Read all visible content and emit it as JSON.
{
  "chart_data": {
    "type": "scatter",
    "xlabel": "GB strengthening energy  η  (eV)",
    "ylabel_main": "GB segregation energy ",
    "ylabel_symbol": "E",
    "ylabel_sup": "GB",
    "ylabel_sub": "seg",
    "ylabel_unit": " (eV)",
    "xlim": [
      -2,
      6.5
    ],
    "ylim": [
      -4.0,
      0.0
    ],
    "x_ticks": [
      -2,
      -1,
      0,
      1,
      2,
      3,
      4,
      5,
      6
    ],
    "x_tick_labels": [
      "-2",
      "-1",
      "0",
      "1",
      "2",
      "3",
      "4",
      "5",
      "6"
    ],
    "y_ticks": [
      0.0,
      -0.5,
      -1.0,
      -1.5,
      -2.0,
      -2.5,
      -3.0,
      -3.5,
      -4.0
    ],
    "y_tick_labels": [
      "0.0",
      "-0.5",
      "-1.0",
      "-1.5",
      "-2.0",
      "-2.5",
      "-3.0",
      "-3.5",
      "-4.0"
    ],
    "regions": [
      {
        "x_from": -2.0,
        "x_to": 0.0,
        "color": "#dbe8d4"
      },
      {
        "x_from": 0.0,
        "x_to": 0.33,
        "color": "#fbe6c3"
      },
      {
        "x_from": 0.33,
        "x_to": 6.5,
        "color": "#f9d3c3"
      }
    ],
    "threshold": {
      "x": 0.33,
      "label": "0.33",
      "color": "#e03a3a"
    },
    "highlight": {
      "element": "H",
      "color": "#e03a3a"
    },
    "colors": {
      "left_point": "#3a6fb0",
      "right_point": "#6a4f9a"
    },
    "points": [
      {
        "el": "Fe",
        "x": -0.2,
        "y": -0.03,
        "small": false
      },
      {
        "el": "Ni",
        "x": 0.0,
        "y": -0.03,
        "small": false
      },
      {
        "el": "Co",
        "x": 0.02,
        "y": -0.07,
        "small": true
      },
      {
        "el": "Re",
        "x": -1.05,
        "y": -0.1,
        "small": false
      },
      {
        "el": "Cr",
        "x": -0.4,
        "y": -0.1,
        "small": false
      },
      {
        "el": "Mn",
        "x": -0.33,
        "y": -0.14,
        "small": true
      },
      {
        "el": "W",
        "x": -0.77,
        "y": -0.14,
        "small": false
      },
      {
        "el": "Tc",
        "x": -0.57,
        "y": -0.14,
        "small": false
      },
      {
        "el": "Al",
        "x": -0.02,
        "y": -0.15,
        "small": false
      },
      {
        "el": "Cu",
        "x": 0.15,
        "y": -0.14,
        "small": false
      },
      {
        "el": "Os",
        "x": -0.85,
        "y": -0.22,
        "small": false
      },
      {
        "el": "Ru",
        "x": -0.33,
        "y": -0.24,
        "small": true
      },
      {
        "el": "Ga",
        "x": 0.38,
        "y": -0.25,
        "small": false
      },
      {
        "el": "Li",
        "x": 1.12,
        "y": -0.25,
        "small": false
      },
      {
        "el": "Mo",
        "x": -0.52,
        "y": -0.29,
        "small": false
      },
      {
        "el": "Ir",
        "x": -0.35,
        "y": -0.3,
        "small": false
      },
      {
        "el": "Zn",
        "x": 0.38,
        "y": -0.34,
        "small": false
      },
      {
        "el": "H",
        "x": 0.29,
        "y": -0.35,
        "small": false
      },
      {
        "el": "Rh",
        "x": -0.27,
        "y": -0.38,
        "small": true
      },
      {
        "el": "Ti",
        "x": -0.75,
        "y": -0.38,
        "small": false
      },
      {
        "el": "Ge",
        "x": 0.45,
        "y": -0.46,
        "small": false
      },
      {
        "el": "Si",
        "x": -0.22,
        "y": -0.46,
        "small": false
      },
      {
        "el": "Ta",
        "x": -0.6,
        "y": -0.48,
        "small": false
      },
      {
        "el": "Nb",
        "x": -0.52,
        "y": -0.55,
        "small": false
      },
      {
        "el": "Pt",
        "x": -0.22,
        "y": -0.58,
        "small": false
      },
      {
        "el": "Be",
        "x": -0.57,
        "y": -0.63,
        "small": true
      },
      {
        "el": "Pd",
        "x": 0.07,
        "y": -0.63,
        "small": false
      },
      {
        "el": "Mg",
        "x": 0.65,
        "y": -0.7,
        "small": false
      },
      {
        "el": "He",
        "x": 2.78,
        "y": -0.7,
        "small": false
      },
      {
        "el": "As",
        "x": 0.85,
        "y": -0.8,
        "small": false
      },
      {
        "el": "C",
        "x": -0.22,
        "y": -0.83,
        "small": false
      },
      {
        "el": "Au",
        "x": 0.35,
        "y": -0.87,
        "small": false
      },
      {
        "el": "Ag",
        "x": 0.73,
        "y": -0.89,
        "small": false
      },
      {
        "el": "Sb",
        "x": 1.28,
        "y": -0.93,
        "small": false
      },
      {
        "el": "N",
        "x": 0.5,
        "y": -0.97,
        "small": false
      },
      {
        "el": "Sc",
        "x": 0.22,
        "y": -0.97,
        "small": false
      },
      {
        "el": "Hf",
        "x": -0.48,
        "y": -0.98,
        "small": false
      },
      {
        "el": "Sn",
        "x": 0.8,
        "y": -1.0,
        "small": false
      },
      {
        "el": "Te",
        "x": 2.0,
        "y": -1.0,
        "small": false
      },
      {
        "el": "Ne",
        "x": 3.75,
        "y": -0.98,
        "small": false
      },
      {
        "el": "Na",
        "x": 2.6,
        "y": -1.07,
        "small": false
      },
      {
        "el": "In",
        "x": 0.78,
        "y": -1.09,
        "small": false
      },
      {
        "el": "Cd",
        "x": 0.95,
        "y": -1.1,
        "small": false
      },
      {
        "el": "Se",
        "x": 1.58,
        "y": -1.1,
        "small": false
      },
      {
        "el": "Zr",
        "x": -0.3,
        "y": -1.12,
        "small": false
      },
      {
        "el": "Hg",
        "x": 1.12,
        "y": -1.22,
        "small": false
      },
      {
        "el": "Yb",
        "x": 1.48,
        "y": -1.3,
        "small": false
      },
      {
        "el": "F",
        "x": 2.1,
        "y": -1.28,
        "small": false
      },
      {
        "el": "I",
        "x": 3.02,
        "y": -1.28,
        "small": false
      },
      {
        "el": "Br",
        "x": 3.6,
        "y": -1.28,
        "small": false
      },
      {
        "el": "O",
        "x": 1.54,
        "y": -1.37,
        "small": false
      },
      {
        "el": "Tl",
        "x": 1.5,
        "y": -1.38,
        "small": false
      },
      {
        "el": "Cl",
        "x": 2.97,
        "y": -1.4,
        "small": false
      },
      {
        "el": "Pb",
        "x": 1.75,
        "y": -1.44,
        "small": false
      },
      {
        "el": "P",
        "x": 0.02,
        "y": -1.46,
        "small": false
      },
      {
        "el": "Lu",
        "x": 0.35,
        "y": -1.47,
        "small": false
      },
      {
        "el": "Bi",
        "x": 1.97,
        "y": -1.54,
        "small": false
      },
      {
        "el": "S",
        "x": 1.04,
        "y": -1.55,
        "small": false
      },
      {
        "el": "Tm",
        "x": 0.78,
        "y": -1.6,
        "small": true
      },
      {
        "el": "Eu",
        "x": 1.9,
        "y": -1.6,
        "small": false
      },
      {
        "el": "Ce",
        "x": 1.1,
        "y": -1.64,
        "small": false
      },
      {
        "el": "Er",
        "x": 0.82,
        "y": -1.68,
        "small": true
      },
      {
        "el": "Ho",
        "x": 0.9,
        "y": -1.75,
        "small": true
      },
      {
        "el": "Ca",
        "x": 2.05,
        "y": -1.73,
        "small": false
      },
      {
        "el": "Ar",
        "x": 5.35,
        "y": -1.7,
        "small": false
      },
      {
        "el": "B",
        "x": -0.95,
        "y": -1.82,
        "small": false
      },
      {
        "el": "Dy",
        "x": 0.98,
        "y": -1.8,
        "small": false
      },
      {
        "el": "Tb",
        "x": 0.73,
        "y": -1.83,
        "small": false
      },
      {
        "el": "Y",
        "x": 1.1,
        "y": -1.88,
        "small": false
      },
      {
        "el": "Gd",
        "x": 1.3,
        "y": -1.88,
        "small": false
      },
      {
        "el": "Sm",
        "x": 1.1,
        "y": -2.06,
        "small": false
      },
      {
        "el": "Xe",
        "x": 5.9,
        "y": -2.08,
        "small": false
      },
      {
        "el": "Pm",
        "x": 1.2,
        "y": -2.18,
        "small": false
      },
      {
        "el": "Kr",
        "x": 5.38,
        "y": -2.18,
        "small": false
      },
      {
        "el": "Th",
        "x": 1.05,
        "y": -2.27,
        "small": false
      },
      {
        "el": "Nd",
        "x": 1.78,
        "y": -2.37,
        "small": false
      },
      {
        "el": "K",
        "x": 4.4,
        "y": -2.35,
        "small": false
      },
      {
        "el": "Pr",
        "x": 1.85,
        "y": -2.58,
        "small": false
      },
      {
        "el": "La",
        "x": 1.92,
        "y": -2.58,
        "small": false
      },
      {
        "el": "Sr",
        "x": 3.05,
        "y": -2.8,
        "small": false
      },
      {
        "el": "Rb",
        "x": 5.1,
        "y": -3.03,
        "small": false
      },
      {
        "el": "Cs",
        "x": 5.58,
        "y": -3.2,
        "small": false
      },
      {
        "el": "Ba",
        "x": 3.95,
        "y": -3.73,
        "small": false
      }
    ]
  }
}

------------

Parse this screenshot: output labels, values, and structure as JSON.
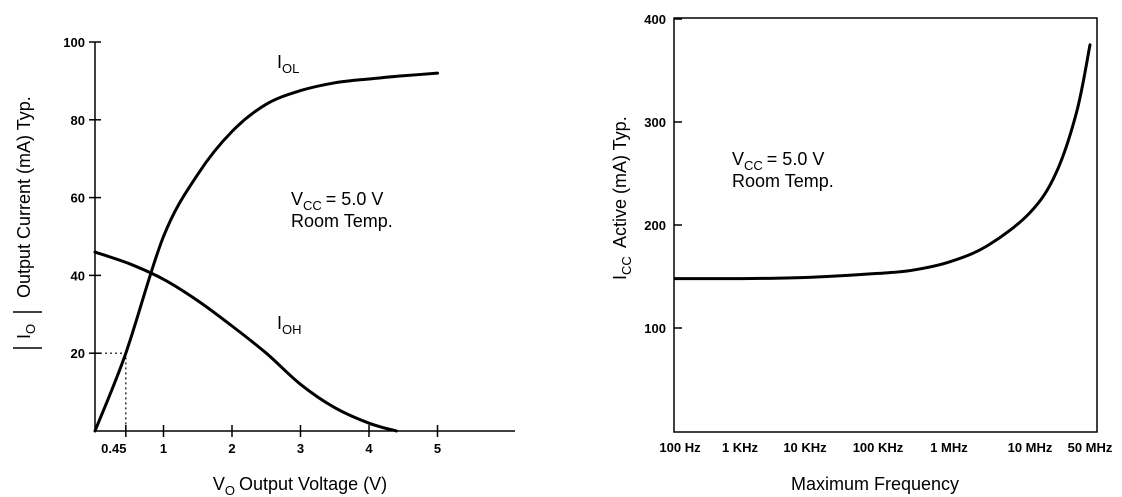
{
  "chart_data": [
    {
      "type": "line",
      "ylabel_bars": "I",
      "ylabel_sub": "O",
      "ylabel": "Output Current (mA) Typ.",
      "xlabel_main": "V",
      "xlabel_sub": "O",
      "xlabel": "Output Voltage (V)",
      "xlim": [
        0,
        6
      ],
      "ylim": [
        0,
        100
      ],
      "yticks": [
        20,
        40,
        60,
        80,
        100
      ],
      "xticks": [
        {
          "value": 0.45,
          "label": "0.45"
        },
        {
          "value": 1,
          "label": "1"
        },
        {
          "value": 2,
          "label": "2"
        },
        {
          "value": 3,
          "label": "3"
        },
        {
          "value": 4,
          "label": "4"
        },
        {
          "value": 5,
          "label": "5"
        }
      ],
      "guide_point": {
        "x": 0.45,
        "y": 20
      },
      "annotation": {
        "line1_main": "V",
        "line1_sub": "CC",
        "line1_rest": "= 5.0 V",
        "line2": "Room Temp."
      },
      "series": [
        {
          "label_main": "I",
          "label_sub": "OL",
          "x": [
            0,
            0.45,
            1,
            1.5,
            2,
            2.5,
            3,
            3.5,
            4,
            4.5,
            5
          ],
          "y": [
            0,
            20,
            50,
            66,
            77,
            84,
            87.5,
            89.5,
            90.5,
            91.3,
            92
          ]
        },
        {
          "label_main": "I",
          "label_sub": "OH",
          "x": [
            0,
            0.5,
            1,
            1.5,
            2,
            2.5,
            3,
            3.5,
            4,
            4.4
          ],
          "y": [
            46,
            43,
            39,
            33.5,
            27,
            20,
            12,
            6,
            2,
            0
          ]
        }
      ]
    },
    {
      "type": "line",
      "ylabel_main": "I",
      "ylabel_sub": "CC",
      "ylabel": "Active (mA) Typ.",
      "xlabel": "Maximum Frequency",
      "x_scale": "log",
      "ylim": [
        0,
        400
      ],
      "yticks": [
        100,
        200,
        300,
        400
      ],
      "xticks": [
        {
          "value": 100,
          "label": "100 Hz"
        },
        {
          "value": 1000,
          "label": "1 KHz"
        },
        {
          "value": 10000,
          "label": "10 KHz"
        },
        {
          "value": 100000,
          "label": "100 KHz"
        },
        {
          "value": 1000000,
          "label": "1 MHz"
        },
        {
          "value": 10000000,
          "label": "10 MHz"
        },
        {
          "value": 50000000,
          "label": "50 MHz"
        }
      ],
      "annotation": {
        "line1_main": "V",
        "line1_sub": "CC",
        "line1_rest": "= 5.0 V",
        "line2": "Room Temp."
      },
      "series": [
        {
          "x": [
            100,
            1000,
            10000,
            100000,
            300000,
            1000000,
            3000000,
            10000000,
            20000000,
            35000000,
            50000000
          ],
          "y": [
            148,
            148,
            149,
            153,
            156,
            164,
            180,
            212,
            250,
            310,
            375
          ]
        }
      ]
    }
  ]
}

------------

→ PROBLEM TO WORK ON
From the entries above, list each line with "JSON" in it.

→ RESPONSE TO THIS TASK
Read all visible content and emit it as JSON.
Parse this screenshot: output labels, values, and structure as JSON.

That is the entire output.